TASK INSTRUCTIONS: Each line below must be set down exactly; omit any image you find.

DATASET RECORDS:
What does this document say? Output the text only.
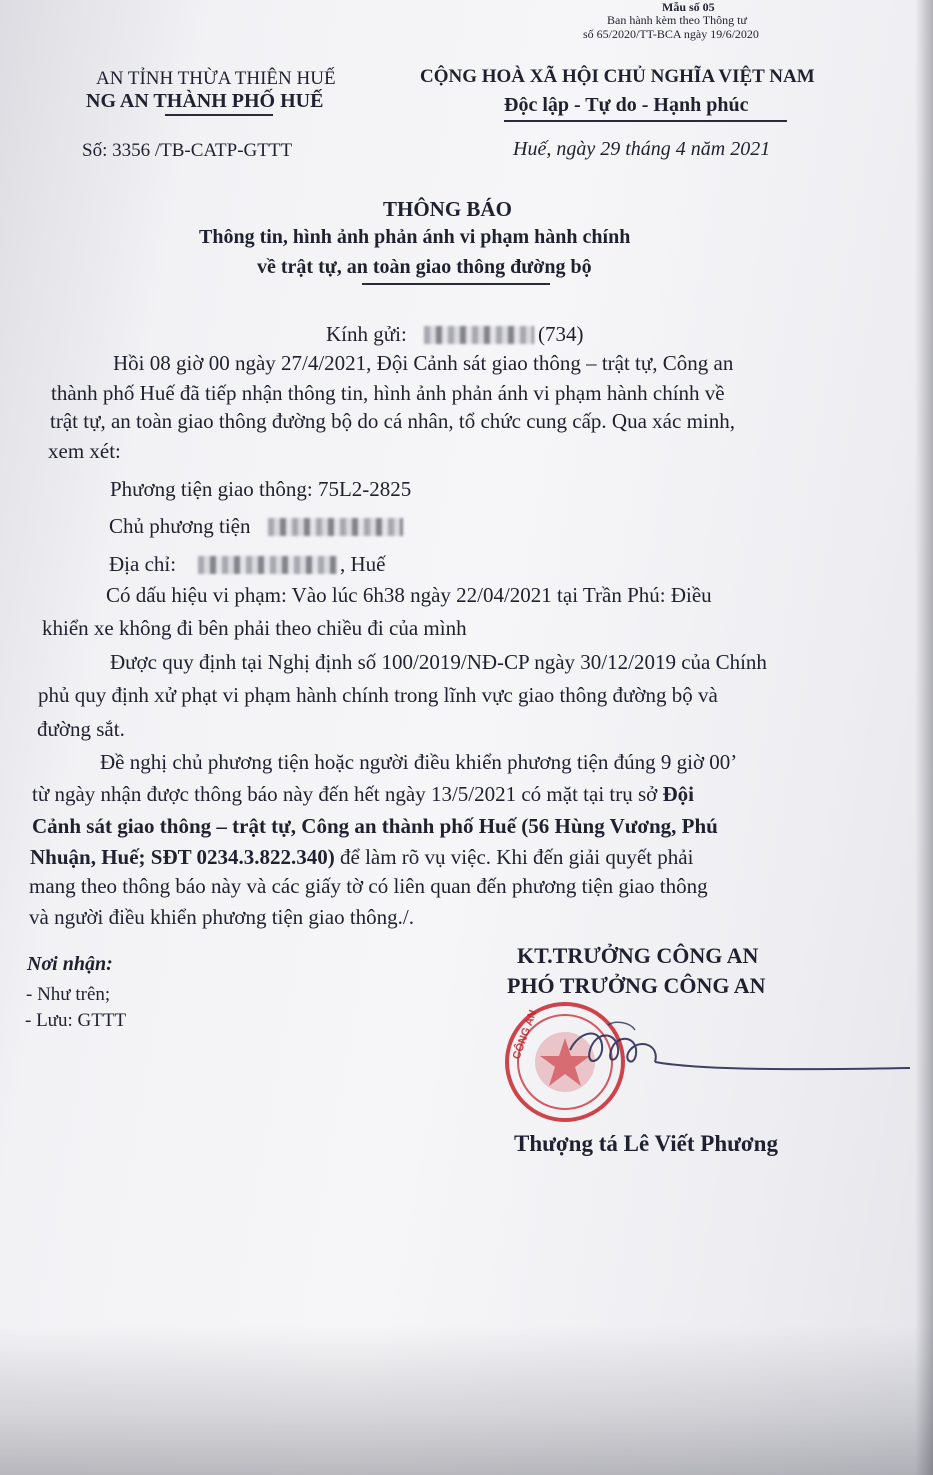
Mẫu số 05
Ban hành kèm theo Thông tư
số 65/2020/TT-BCA ngày 19/6/2020
AN TỈNH THỪA THIÊN HUẾ
NG AN THÀNH PHỐ HUẾ
CỘNG HOÀ XÃ HỘI CHỦ NGHĨA VIỆT NAM
Độc lập - Tự do - Hạnh phúc
Số: 3356 /TB-CATP-GTTT	Huế, ngày 29 tháng 4 năm 2021
THÔNG BÁO
Thông tin, hình ảnh phản ánh vi phạm hành chính
về trật tự, an toàn giao thông đường bộ
Kính gửi:	(734)
Hồi 08 giờ 00 ngày 27/4/2021, Đội Cảnh sát giao thông – trật tự, Công an
thành phố Huế đã tiếp nhận thông tin, hình ảnh phản ánh vi phạm hành chính về
trật tự, an toàn giao thông đường bộ do cá nhân, tổ chức cung cấp. Qua xác minh,
xem xét:
Phương tiện giao thông: 75L2-2825
Chủ phương tiện
Địa chỉ:	, Huế
Có dấu hiệu vi phạm: Vào lúc 6h38 ngày 22/04/2021 tại Trần Phú: Điều
khiển xe không đi bên phải theo chiều đi của mình
Được quy định tại Nghị định số 100/2019/NĐ-CP ngày 30/12/2019 của Chính
phủ quy định xử phạt vi phạm hành chính trong lĩnh vực giao thông đường bộ và
đường sắt.
Đề nghị chủ phương tiện hoặc người điều khiển phương tiện đúng 9 giờ 00’
từ ngày nhận được thông báo này đến hết ngày 13/5/2021 có mặt tại trụ sở Đội
Cảnh sát giao thông – trật tự, Công an thành phố Huế (56 Hùng Vương, Phú
Nhuận, Huế; SĐT 0234.3.822.340) để làm rõ vụ việc. Khi đến giải quyết phải
mang theo thông báo này và các giấy tờ có liên quan đến phương tiện giao thông
và người điều khiển phương tiện giao thông./.
Nơi nhận:
- Như trên;
- Lưu: GTTT	CÔNG AN
KT.TRƯỞNG CÔNG AN
PHÓ TRƯỞNG CÔNG AN
Thượng tá Lê Viết Phương
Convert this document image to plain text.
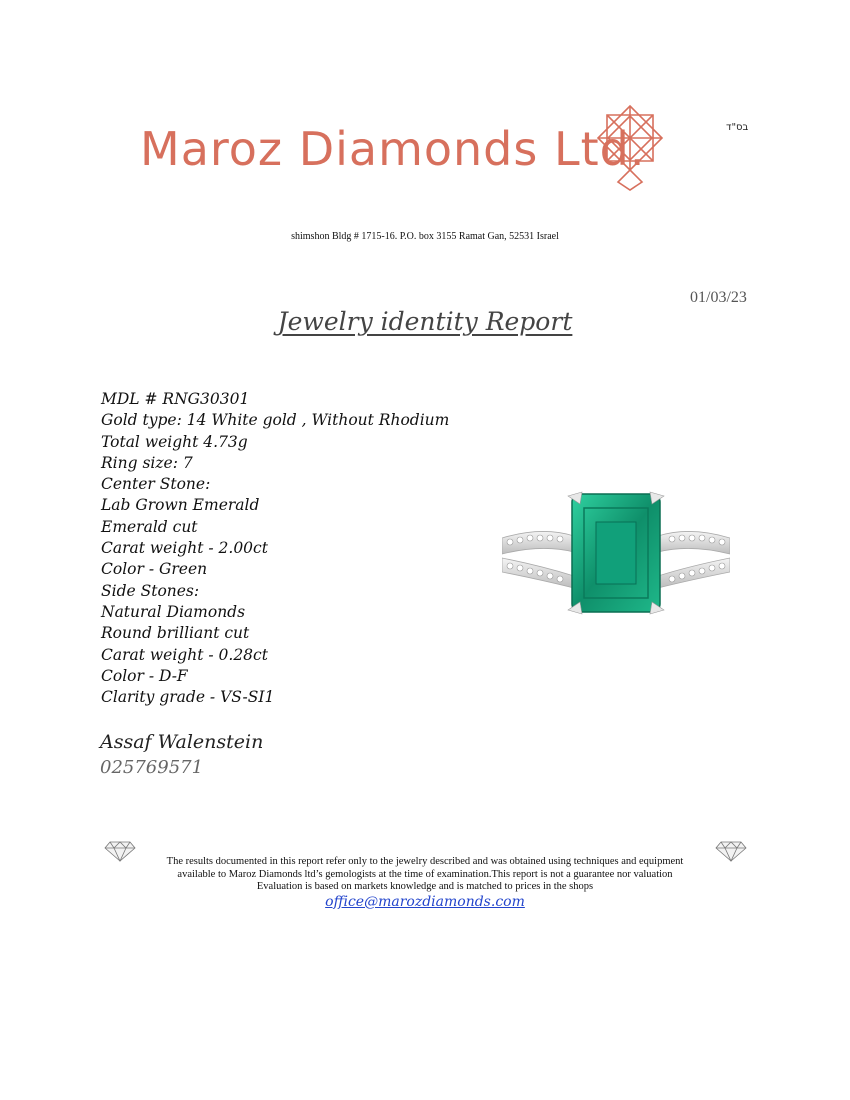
בס"ד
Maroz Diamonds Ltd.
shimshon Bldg # 1715-16. P.O. box 3155 Ramat Gan, 52531 Israel
01/03/23
Jewelry identity Report
MDL # RNG30301
Gold type: 14 White gold , Without Rhodium
Total weight 4.73g
Ring size: 7
Center Stone:
Lab Grown Emerald
Emerald cut
Carat weight - 2.00ct
Color - Green
Side Stones:
Natural Diamonds
Round brilliant cut
Carat weight - 0.28ct
Color - D-F
Clarity grade - VS-SI1
Assaf Walenstein
025769571
The results documented in this report refer only to the jewelry described and was obtained using techniques and equipment
available to Maroz Diamonds ltd’s gemologists at the time of examination.This report is not a guarantee nor valuation
Evaluation is based on markets knowledge and is matched to prices in the shops
office@marozdiamonds.com
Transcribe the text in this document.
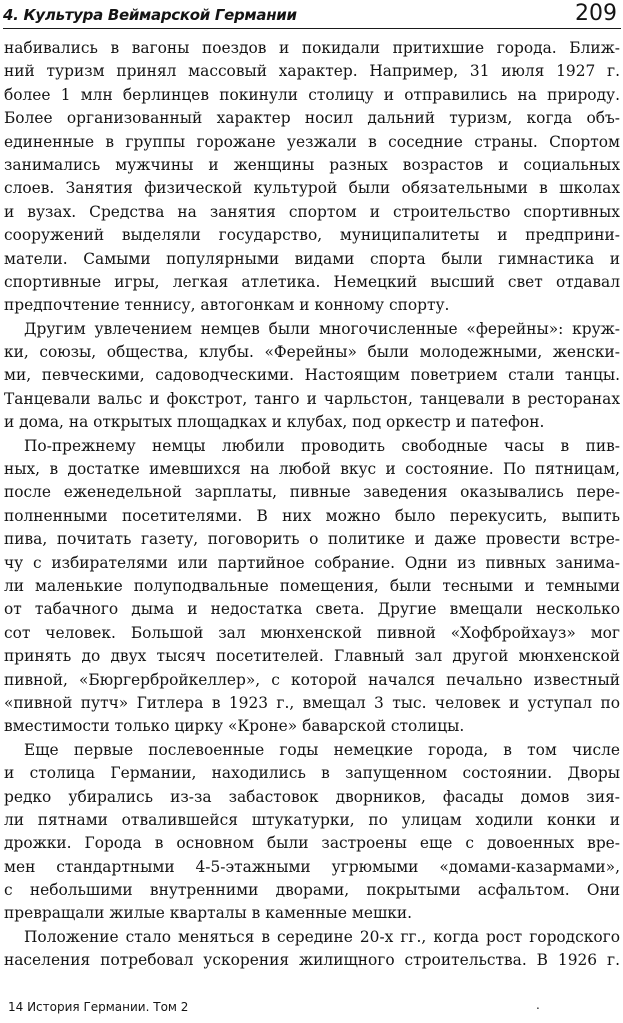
4. Культура Веймарской Германии	209
набивались в вагоны поездов и покидали притихшие города. Ближ-
ний туризм принял массовый характер. Например, 31 июля 1927 г.
более 1 млн берлинцев покинули столицу и отправились на природу.
Более организованный характер носил дальний туризм, когда объ-
единенные в группы горожане уезжали в соседние страны. Спортом
занимались мужчины и женщины разных возрастов и социальных
слоев. Занятия физической культурой были обязательными в школах
и вузах. Средства на занятия спортом и строительство спортивных
сооружений выделяли государство, муниципалитеты и предприни-
матели. Самыми популярными видами спорта были гимнастика и
спортивные игры, легкая атлетика. Немецкий высший свет отдавал
предпочтение теннису, автогонкам и конному спорту.
Другим увлечением немцев были многочисленные «ферейны»: круж-
ки, союзы, общества, клубы. «Ферейны» были молодежными, женски-
ми, певческими, садоводческими. Настоящим поветрием стали танцы.
Танцевали вальс и фокстрот, танго и чарльстон, танцевали в ресторанах
и дома, на открытых площадках и клубах, под оркестр и патефон.
По-прежнему немцы любили проводить свободные часы в пив-
ных, в достатке имевшихся на любой вкус и состояние. По пятницам,
после еженедельной зарплаты, пивные заведения оказывались пере-
полненными посетителями. В них можно было перекусить, выпить
пива, почитать газету, поговорить о политике и даже провести встре-
чу с избирателями или партийное собрание. Одни из пивных занима-
ли маленькие полуподвальные помещения, были тесными и темными
от табачного дыма и недостатка света. Другие вмещали несколько
сот человек. Большой зал мюнхенской пивной «Хофбройхауз» мог
принять до двух тысяч посетителей. Главный зал другой мюнхенской
пивной, «Бюргербройкеллер», с которой начался печально известный
«пивной путч» Гитлера в 1923 г., вмещал 3 тыс. человек и уступал по
вместимости только цирку «Кроне» баварской столицы.
Еще первые послевоенные годы немецкие города, в том числе
и столица Германии, находились в запущенном состоянии. Дворы
редко убирались из-за забастовок дворников, фасады домов зия-
ли пятнами отвалившейся штукатурки, по улицам ходили конки и
дрожки. Города в основном были застроены еще с довоенных вре-
мен стандартными 4-5-этажными угрюмыми «домами-казармами»,
с небольшими внутренними дворами, покрытыми асфальтом. Они
превращали жилые кварталы в каменные мешки.
Положение стало меняться в середине 20-х гг., когда рост городского
населения потребовал ускорения жилищного строительства. В 1926 г.
14 История Германии. Том 2	.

RESPONSE TO THIS EXERCISE:
What does this document say? Output the text only.
Mẫu số 05
Ban hành kèm theo Thông tư
số 65/2020/TT-BCA ngày 19/6/2020
AN TỈNH THỪA THIÊN HUẾ
NG AN THÀNH PHỐ HUẾ
CỘNG HOÀ XÃ HỘI CHỦ NGHĨA VIỆT NAM
Độc lập - Tự do - Hạnh phúc
Số: 3356 /TB-CATP-GTTT	Huế, ngày 29 tháng 4 năm 2021
THÔNG BÁO
Thông tin, hình ảnh phản ánh vi phạm hành chính
về trật tự, an toàn giao thông đường bộ
Kính gửi:	(734)
Hồi 08 giờ 00 ngày 27/4/2021, Đội Cảnh sát giao thông – trật tự, Công an
thành phố Huế đã tiếp nhận thông tin, hình ảnh phản ánh vi phạm hành chính về
trật tự, an toàn giao thông đường bộ do cá nhân, tổ chức cung cấp. Qua xác minh,
xem xét:
Phương tiện giao thông: 75L2-2825
Chủ phương tiện
Địa chỉ:	, Huế
Có dấu hiệu vi phạm: Vào lúc 6h38 ngày 22/04/2021 tại Trần Phú: Điều
khiển xe không đi bên phải theo chiều đi của mình
Được quy định tại Nghị định số 100/2019/NĐ-CP ngày 30/12/2019 của Chính
phủ quy định xử phạt vi phạm hành chính trong lĩnh vực giao thông đường bộ và
đường sắt.
Đề nghị chủ phương tiện hoặc người điều khiển phương tiện đúng 9 giờ 00’
từ ngày nhận được thông báo này đến hết ngày 13/5/2021 có mặt tại trụ sở Đội
Cảnh sát giao thông – trật tự, Công an thành phố Huế (56 Hùng Vương, Phú
Nhuận, Huế; SĐT 0234.3.822.340) để làm rõ vụ việc. Khi đến giải quyết phải
mang theo thông báo này và các giấy tờ có liên quan đến phương tiện giao thông
và người điều khiển phương tiện giao thông./.
Nơi nhận:
- Như trên;
- Lưu: GTTT	CÔNG AN
KT.TRƯỞNG CÔNG AN
PHÓ TRƯỞNG CÔNG AN
Thượng tá Lê Viết Phương
Convert this document image to plain text.
בס"ד
Maroz Diamonds Ltd.
shimshon Bldg # 1715-16. P.O. box 3155 Ramat Gan, 52531 Israel
01/03/23
Jewelry identity Report
MDL # RNG30301
Gold type: 14 White gold , Without Rhodium
Total weight 4.73g
Ring size: 7
Center Stone:
Lab Grown Emerald
Emerald cut
Carat weight - 2.00ct
Color - Green
Side Stones:
Natural Diamonds
Round brilliant cut
Carat weight - 0.28ct
Color - D-F
Clarity grade - VS-SI1
Assaf Walenstein
025769571
The results documented in this report refer only to the jewelry described and was obtained using techniques and equipment
available to Maroz Diamonds ltd’s gemologists at the time of examination.This report is not a guarantee nor valuation
Evaluation is based on markets knowledge and is matched to prices in the shops
office@marozdiamonds.com
Transcribe the text in this document.
4. Культура Веймарской Германии	209
набивались в вагоны поездов и покидали притихшие города. Ближ-
ний туризм принял массовый характер. Например, 31 июля 1927 г.
более 1 млн берлинцев покинули столицу и отправились на природу.
Более организованный характер носил дальний туризм, когда объ-
единенные в группы горожане уезжали в соседние страны. Спортом
занимались мужчины и женщины разных возрастов и социальных
слоев. Занятия физической культурой были обязательными в школах
и вузах. Средства на занятия спортом и строительство спортивных
сооружений выделяли государство, муниципалитеты и предприни-
матели. Самыми популярными видами спорта были гимнастика и
спортивные игры, легкая атлетика. Немецкий высший свет отдавал
предпочтение теннису, автогонкам и конному спорту.
Другим увлечением немцев были многочисленные «ферейны»: круж-
ки, союзы, общества, клубы. «Ферейны» были молодежными, женски-
ми, певческими, садоводческими. Настоящим поветрием стали танцы.
Танцевали вальс и фокстрот, танго и чарльстон, танцевали в ресторанах
и дома, на открытых площадках и клубах, под оркестр и патефон.
По-прежнему немцы любили проводить свободные часы в пив-
ных, в достатке имевшихся на любой вкус и состояние. По пятницам,
после еженедельной зарплаты, пивные заведения оказывались пере-
полненными посетителями. В них можно было перекусить, выпить
пива, почитать газету, поговорить о политике и даже провести встре-
чу с избирателями или партийное собрание. Одни из пивных занима-
ли маленькие полуподвальные помещения, были тесными и темными
от табачного дыма и недостатка света. Другие вмещали несколько
сот человек. Большой зал мюнхенской пивной «Хофбройхауз» мог
принять до двух тысяч посетителей. Главный зал другой мюнхенской
пивной, «Бюргербройкеллер», с которой начался печально известный
«пивной путч» Гитлера в 1923 г., вмещал 3 тыс. человек и уступал по
вместимости только цирку «Кроне» баварской столицы.
Еще первые послевоенные годы немецкие города, в том числе
и столица Германии, находились в запущенном состоянии. Дворы
редко убирались из-за забастовок дворников, фасады домов зия-
ли пятнами отвалившейся штукатурки, по улицам ходили конки и
дрожки. Города в основном были застроены еще с довоенных вре-
мен стандартными 4-5-этажными угрюмыми «домами-казармами»,
с небольшими внутренними дворами, покрытыми асфальтом. Они
превращали жилые кварталы в каменные мешки.
Положение стало меняться в середине 20-х гг., когда рост городского
населения потребовал ускорения жилищного строительства. В 1926 г.
14 История Германии. Том 2	.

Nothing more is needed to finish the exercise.